What the task requires -> Whenever a line below holds the word "this", copy that line.

Data for the task ->
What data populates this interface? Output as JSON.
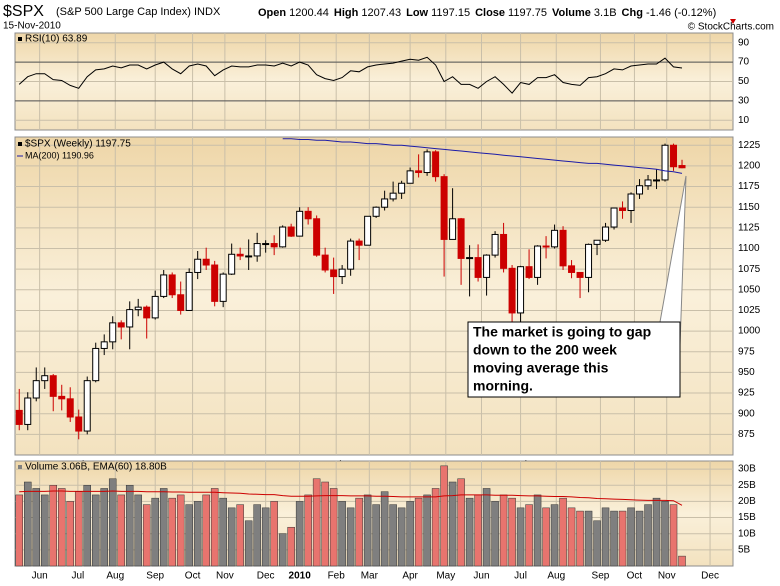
{
  "header": {
    "title": "$SPX",
    "subtitle": "(S&P 500 Large Cap Index) INDX",
    "date": "15-Nov-2010",
    "credit": "© StockCharts.com",
    "quote": [
      {
        "label": "Open",
        "value": "1200.44"
      },
      {
        "label": "High",
        "value": "1207.43"
      },
      {
        "label": "Low",
        "value": "1197.15"
      },
      {
        "label": "Close",
        "value": "1197.75"
      },
      {
        "label": "Volume",
        "value": "3.1B"
      },
      {
        "label": "Chg",
        "value": "-1.46 (-0.12%)"
      }
    ]
  },
  "chart_data": [
    {
      "type": "line",
      "legend": "RSI(10) 63.89",
      "color": "#000000",
      "xlim": [
        -0.5,
        84
      ],
      "ylim": [
        0,
        100
      ],
      "yticks": [
        10,
        30,
        50,
        70,
        90
      ],
      "ref_lines": [
        30,
        70
      ],
      "values": [
        47,
        55,
        58,
        58,
        52,
        51,
        46,
        43,
        55,
        62,
        63,
        66,
        64,
        67,
        67,
        63,
        67,
        70,
        63,
        58,
        66,
        68,
        66,
        56,
        62,
        66,
        65,
        65,
        67,
        67,
        66,
        69,
        66,
        70,
        67,
        57,
        53,
        51,
        54,
        61,
        60,
        65,
        67,
        68,
        69,
        71,
        73,
        72,
        75,
        67,
        50,
        55,
        47,
        47,
        43,
        50,
        55,
        47,
        38,
        49,
        47,
        54,
        54,
        57,
        49,
        47,
        46,
        54,
        55,
        58,
        63,
        62,
        66,
        67,
        68,
        68,
        74,
        65,
        63.89
      ]
    },
    {
      "type": "candlestick",
      "legend": "$SPX (Weekly) 1197.75",
      "up_color": "#000000",
      "down_color": "#cc0000",
      "xlim": [
        -0.5,
        84
      ],
      "ylim": [
        850,
        1235
      ],
      "yticks": [
        875,
        900,
        925,
        950,
        975,
        1000,
        1025,
        1050,
        1075,
        1100,
        1125,
        1150,
        1175,
        1200,
        1225
      ],
      "xticks": [
        {
          "value": 2.4,
          "label": "Jun"
        },
        {
          "value": 6.9,
          "label": "Jul"
        },
        {
          "value": 11.3,
          "label": "Aug"
        },
        {
          "value": 16,
          "label": "Sep"
        },
        {
          "value": 20.4,
          "label": "Oct"
        },
        {
          "value": 24.2,
          "label": "Nov"
        },
        {
          "value": 29,
          "label": "Dec"
        },
        {
          "value": 33,
          "label": "2010"
        },
        {
          "value": 37.3,
          "label": "Feb"
        },
        {
          "value": 41.2,
          "label": "Mar"
        },
        {
          "value": 46,
          "label": "Apr"
        },
        {
          "value": 50.2,
          "label": "May"
        },
        {
          "value": 54.4,
          "label": "Jun"
        },
        {
          "value": 59,
          "label": "Jul"
        },
        {
          "value": 63.2,
          "label": "Aug"
        },
        {
          "value": 68.4,
          "label": "Sep"
        },
        {
          "value": 72.4,
          "label": "Oct"
        },
        {
          "value": 76.2,
          "label": "Nov"
        },
        {
          "value": 81.3,
          "label": "Dec"
        }
      ],
      "open": [
        904,
        887,
        919,
        940,
        946,
        921,
        918,
        896,
        879,
        940,
        979,
        987,
        1010,
        1005,
        1026,
        1029,
        1016,
        1042,
        1068,
        1044,
        1025,
        1071,
        1087,
        1080,
        1036,
        1069,
        1093,
        1091,
        1091,
        1106,
        1106,
        1102,
        1126,
        1115,
        1145,
        1136,
        1092,
        1074,
        1066,
        1075,
        1109,
        1104,
        1139,
        1150,
        1160,
        1167,
        1179,
        1194,
        1192,
        1217,
        1187,
        1111,
        1136,
        1088,
        1089,
        1065,
        1092,
        1117,
        1076,
        1022,
        1078,
        1065,
        1103,
        1102,
        1122,
        1079,
        1071,
        1065,
        1105,
        1110,
        1126,
        1149,
        1146,
        1166,
        1176,
        1183,
        1183,
        1225,
        1200.44
      ],
      "high": [
        930,
        926,
        956,
        956,
        948,
        935,
        932,
        905,
        945,
        986,
        996,
        1018,
        1013,
        1036,
        1039,
        1031,
        1049,
        1074,
        1071,
        1060,
        1076,
        1097,
        1101,
        1085,
        1071,
        1106,
        1101,
        1111,
        1119,
        1110,
        1116,
        1128,
        1130,
        1150,
        1150,
        1140,
        1101,
        1089,
        1080,
        1112,
        1112,
        1139,
        1151,
        1170,
        1181,
        1182,
        1198,
        1214,
        1220,
        1219,
        1190,
        1173,
        1137,
        1104,
        1105,
        1093,
        1121,
        1131,
        1080,
        1079,
        1099,
        1104,
        1115,
        1129,
        1127,
        1086,
        1071,
        1106,
        1110,
        1131,
        1149,
        1157,
        1168,
        1184,
        1189,
        1196,
        1227,
        1227,
        1207.43
      ],
      "low": [
        880,
        880,
        915,
        930,
        903,
        904,
        890,
        869,
        875,
        938,
        971,
        978,
        990,
        978,
        1018,
        991,
        1014,
        1040,
        1040,
        1020,
        1025,
        1063,
        1074,
        1030,
        1029,
        1068,
        1086,
        1074,
        1084,
        1095,
        1092,
        1101,
        1114,
        1115,
        1129,
        1090,
        1071,
        1045,
        1057,
        1067,
        1086,
        1104,
        1137,
        1146,
        1157,
        1160,
        1179,
        1186,
        1188,
        1181,
        1066,
        1111,
        1056,
        1042,
        1060,
        1043,
        1089,
        1071,
        1011,
        1011,
        1063,
        1056,
        1088,
        1100,
        1074,
        1064,
        1040,
        1047,
        1092,
        1108,
        1123,
        1136,
        1131,
        1160,
        1171,
        1172,
        1181,
        1194,
        1197.15
      ],
      "close": [
        887,
        919,
        940,
        946,
        921,
        918,
        896,
        879,
        940,
        979,
        987,
        1010,
        1005,
        1026,
        1029,
        1016,
        1042,
        1068,
        1044,
        1025,
        1071,
        1087,
        1080,
        1036,
        1069,
        1093,
        1091,
        1091,
        1106,
        1106,
        1102,
        1126,
        1115,
        1145,
        1136,
        1092,
        1074,
        1066,
        1075,
        1109,
        1104,
        1139,
        1150,
        1160,
        1167,
        1179,
        1194,
        1192,
        1217,
        1187,
        1111,
        1136,
        1088,
        1089,
        1065,
        1092,
        1117,
        1076,
        1022,
        1078,
        1065,
        1103,
        1102,
        1122,
        1079,
        1071,
        1065,
        1105,
        1110,
        1126,
        1149,
        1146,
        1166,
        1176,
        1183,
        1183,
        1225,
        1199,
        1197.75
      ],
      "ma": {
        "name": "MA(200) 1190.96",
        "color": "#1c1ca8",
        "values": [
          null,
          null,
          null,
          null,
          null,
          null,
          null,
          null,
          null,
          null,
          null,
          null,
          null,
          null,
          null,
          null,
          null,
          null,
          null,
          null,
          null,
          null,
          null,
          null,
          null,
          null,
          null,
          null,
          null,
          null,
          null,
          1233,
          1233,
          1232,
          1232,
          1231,
          1231,
          1230,
          1229,
          1229,
          1228,
          1227,
          1227,
          1226,
          1225,
          1225,
          1224,
          1223,
          1222,
          1221,
          1220,
          1219,
          1218,
          1217,
          1216,
          1215,
          1214,
          1213,
          1212,
          1211,
          1210,
          1209,
          1208,
          1207,
          1206,
          1205,
          1204,
          1203,
          1203,
          1202,
          1201,
          1200,
          1199,
          1198,
          1197,
          1196,
          1194,
          1193,
          1190.96
        ]
      },
      "annotation": [
        "The market is going to gap",
        "down to the 200 week",
        "moving average this",
        "morning."
      ]
    },
    {
      "type": "bar",
      "legend": "Volume 3.06B, EMA(60) 18.80B",
      "up_color": "#7f7f7f",
      "down_color": "#e8746e",
      "xlim": [
        -0.5,
        84
      ],
      "ylim": [
        0,
        32.5
      ],
      "yticks": [
        {
          "value": 5,
          "label": "5B"
        },
        {
          "value": 10,
          "label": "10B"
        },
        {
          "value": 15,
          "label": "15B"
        },
        {
          "value": 20,
          "label": "20B"
        },
        {
          "value": 25,
          "label": "25B"
        },
        {
          "value": 30,
          "label": "30B"
        }
      ],
      "xticks": [
        {
          "value": 2.4,
          "label": "Jun"
        },
        {
          "value": 6.9,
          "label": "Jul"
        },
        {
          "value": 11.3,
          "label": "Aug"
        },
        {
          "value": 16,
          "label": "Sep"
        },
        {
          "value": 20.4,
          "label": "Oct"
        },
        {
          "value": 24.2,
          "label": "Nov"
        },
        {
          "value": 29,
          "label": "Dec"
        },
        {
          "value": 33,
          "label": "2010"
        },
        {
          "value": 37.3,
          "label": "Feb"
        },
        {
          "value": 41.2,
          "label": "Mar"
        },
        {
          "value": 46,
          "label": "Apr"
        },
        {
          "value": 50.2,
          "label": "May"
        },
        {
          "value": 54.4,
          "label": "Jun"
        },
        {
          "value": 59,
          "label": "Jul"
        },
        {
          "value": 63.2,
          "label": "Aug"
        },
        {
          "value": 68.4,
          "label": "Sep"
        },
        {
          "value": 72.4,
          "label": "Oct"
        },
        {
          "value": 76.2,
          "label": "Nov"
        },
        {
          "value": 81.3,
          "label": "Dec"
        }
      ],
      "values": [
        22,
        26,
        24,
        22,
        25,
        24,
        20,
        23,
        25,
        22,
        24,
        27,
        22,
        25,
        22,
        19,
        21,
        24,
        21,
        22,
        19,
        20,
        22,
        24,
        21,
        18,
        19,
        14,
        19,
        18,
        20,
        10,
        12,
        20,
        22,
        27,
        26,
        24,
        20,
        18,
        21,
        22,
        19,
        23,
        19,
        18,
        20,
        21,
        22,
        24,
        31,
        26,
        27,
        21,
        22,
        24,
        20,
        22,
        21,
        18,
        19,
        22,
        18,
        19,
        21,
        18,
        17,
        17,
        14,
        18,
        17,
        17,
        18,
        17,
        19,
        21,
        20,
        19,
        3.06
      ],
      "ema": {
        "color": "#cc0000",
        "values": [
          23.0,
          23.1,
          23.1,
          23.1,
          23.2,
          23.2,
          23.1,
          23.1,
          23.1,
          23.1,
          23.1,
          23.2,
          23.1,
          23.1,
          23.1,
          23.0,
          23.0,
          23.0,
          22.9,
          22.9,
          22.8,
          22.8,
          22.8,
          22.8,
          22.7,
          22.6,
          22.5,
          22.3,
          22.2,
          22.1,
          22.1,
          21.8,
          21.6,
          21.6,
          21.6,
          21.7,
          21.8,
          21.8,
          21.8,
          21.7,
          21.7,
          21.7,
          21.6,
          21.6,
          21.5,
          21.4,
          21.4,
          21.4,
          21.4,
          21.4,
          21.7,
          21.8,
          22.0,
          22.0,
          22.0,
          22.0,
          21.9,
          21.9,
          21.9,
          21.8,
          21.7,
          21.7,
          21.6,
          21.5,
          21.5,
          21.4,
          21.2,
          21.1,
          20.9,
          20.8,
          20.7,
          20.6,
          20.5,
          20.4,
          20.3,
          20.3,
          20.3,
          20.2,
          18.8
        ]
      }
    }
  ]
}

Solution ->
What data populates this interface? Output as JSON.
        "moving average this",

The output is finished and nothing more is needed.